Actions to take:
**a.** Retype the part of the rooftop solar installation text that opens with the words containing "Despite Los Angeles'" and closes with "problem staging materials.".
**b.** Write what comes next in the rooftop solar installation text, picking up after its final sentence.

The SolarStrap allowed them to attach the panels flat to the 20-degree roof while also allowing the panels to be latitude specific.

"The high efficiency SunPower solar panels we installed are generating about 50 percent more output on the roof than standard efficiency panels would provide," Port said.

Maximizing efficiency per square foot is important when you have a constrained rooftop, said SunPower vice president Martin DeBono.

Altogether, about 630,000 square feet of the roof is under panels.

Summer temperatures in Los Angeles regularly top 100 degrees Fahrenheit, which can damage wiring out in the open. Because the racking allows the panels to float above the roof surface, the wiring could then be run behind the panels and kept out of the direct sun.

According to Port, the floating panels also allow air movement underneath, helping cool the modules and boosting efficiency.

Although the Forever 21 installation may be viewed as one large project, it actually was three 1-MW systems that fell under the city’s Solar Incentive Program, each having its own meter. The fourth 2.1-megawatt system is tied into the Los Angeles Department of Water and Power’s Solar Feed-in Tariff (FiT) Set Pricing Program. 

LADWP took about six months during a "long and very careful process" to approve the wiring plans for what would be the first 1,000-volt inverter system in the city, Wood said. "That's one of the things that allowed us to be successful," he said of the 1,000-volt inverter. "When you have systems covering a very large area, you need the 1,000-volt to minimize the voltage drop because the wires are traveling more distance. Most of the modern inverters are working with 1,000 volts. They're phasing out the 600-volt."

After the new roof was complete, solar installation began in April 2014.

Despite Los Angeles' infamous traffic congestion, Wood said it surprisingly wasn't that difficult getting equipment and materials delivered to the site. He credited continued communication between SunPower and West Hills as well as SunPower's logistics provider for the ease of deliveries.

The site was conveniently located near several major interstates and there was no problem staging materials.

"There was a staging area within the compound that Forever 21 cleared out and allowed us to occupy at the south end of the project property," Wood noted.

In addition to the 15,512 super high-efficiency E-327 SunPower solar panels, the project involved 19,500 PermaCity Solar Straps and 141 1,000-volt string-level inverters from Zurich, Switzerland-based ABB.

West Hills was able to hire a number of workers through Homeboy Industries, which provides vocational training to former gang members.

Data extract:
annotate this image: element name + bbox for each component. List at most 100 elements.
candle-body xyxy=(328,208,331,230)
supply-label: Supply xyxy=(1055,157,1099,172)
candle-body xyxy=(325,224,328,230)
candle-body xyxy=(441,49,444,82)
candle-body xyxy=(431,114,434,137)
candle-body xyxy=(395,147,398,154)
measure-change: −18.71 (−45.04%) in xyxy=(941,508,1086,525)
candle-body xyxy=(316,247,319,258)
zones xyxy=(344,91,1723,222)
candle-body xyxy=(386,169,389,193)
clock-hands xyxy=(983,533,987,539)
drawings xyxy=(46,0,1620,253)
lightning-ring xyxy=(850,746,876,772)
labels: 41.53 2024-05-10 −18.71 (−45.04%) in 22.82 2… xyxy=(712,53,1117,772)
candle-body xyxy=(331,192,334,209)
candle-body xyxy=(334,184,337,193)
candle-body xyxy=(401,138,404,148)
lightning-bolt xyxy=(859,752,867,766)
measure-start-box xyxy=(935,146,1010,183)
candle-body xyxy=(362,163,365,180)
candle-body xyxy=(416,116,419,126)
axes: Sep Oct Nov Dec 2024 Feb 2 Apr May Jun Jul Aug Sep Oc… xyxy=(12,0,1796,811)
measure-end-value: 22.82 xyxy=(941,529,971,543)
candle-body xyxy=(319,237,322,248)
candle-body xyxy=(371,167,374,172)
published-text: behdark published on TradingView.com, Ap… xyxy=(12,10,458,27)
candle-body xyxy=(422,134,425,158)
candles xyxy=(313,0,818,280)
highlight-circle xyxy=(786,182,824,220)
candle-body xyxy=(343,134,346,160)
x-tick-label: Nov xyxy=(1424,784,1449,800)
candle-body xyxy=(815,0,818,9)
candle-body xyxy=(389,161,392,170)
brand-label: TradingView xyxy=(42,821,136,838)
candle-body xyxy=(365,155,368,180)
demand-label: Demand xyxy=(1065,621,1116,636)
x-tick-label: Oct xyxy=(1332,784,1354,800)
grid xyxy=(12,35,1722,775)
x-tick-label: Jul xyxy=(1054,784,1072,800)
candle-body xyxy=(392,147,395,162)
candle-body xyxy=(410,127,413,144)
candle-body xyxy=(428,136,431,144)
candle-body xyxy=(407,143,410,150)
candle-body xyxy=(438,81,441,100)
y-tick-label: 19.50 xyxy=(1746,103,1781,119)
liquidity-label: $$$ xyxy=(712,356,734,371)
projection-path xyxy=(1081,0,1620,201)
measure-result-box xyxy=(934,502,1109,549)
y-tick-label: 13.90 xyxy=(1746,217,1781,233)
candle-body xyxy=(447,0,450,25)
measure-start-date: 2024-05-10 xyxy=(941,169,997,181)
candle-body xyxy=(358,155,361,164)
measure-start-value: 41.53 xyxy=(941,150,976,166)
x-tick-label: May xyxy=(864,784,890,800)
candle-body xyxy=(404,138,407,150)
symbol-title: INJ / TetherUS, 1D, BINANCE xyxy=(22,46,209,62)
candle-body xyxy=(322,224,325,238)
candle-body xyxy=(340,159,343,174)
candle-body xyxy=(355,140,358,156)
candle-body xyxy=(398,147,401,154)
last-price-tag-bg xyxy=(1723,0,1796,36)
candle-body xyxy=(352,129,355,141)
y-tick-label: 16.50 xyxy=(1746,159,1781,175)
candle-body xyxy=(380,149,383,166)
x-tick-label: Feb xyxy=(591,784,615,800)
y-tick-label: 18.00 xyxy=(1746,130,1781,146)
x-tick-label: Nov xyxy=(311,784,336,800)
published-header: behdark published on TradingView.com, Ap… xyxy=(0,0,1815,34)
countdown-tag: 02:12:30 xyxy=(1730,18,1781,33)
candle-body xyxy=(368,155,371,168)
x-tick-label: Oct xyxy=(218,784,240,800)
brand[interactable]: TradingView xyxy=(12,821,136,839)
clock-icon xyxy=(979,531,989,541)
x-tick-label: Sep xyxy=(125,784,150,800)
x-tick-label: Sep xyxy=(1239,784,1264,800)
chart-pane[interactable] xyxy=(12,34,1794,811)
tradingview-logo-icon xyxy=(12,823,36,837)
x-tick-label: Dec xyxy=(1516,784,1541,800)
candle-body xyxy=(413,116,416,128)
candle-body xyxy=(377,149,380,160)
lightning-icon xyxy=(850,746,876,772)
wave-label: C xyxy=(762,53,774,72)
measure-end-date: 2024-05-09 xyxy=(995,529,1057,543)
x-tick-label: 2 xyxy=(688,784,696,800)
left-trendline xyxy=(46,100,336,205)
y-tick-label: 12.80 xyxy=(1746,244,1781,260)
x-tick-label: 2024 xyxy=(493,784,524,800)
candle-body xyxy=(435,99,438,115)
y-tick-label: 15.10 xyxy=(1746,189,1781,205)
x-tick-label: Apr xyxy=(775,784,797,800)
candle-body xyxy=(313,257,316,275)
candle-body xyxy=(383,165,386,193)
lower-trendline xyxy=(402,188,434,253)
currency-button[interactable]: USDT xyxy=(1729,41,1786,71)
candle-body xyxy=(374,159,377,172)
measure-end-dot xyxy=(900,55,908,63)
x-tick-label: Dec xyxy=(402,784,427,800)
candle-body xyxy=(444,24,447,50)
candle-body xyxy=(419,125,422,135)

Task-by-task outputs:
**a.**
Despite Los Angeles' infamous traffic congestion, Wood said it surprisingly wasn't that difficult getting equipment and materials delivered to the site. He credited continued communication between SunPower and West Hills as well as SunPower's logistics provider for the ease of deliveries.

The site was conveniently located near several major interstates and there was no problem staging materials.

**b.**
The solar panel installation training and certification program, held in East Los Angeles, provides the needed education during a four-month plan.

"They were great workers," Wood said. "The program was very instrumental in getting a properly trained workforce. We always have to do on-site training with new hires, but this made it smoother and ensured our workers were up to speed as efficiently as possible."

Installation crews worked in a cascading pattern from north to south, with the first group snapping together all the railings. The next crew set up the racking, followed by another group that would set the panels and another responsible for the DC wiring conduit and conduit runs.

"At the same time, we had a lot of things running in parallel," Wood said.

As one system was completed, it was brought online to start generating electricity.

The two 1-MW projects on the south side, which were both part of the Solar Incentive Program, were run through existing meters. But the third SIP meter and the FiT meter on the north had to go through an old building substation.

Running wiring underground the half-mile to the southern meters wasn't an option because of a reservoir, drainage problems, and the cost of wire and conduit over that distance-the land was a former alligator farm, Wood said.

So project managers decided to upgrade the existing substation to a ground-mount facility. That work was finished in early December, with the remainder of the 5.1-MW project brought online late that month.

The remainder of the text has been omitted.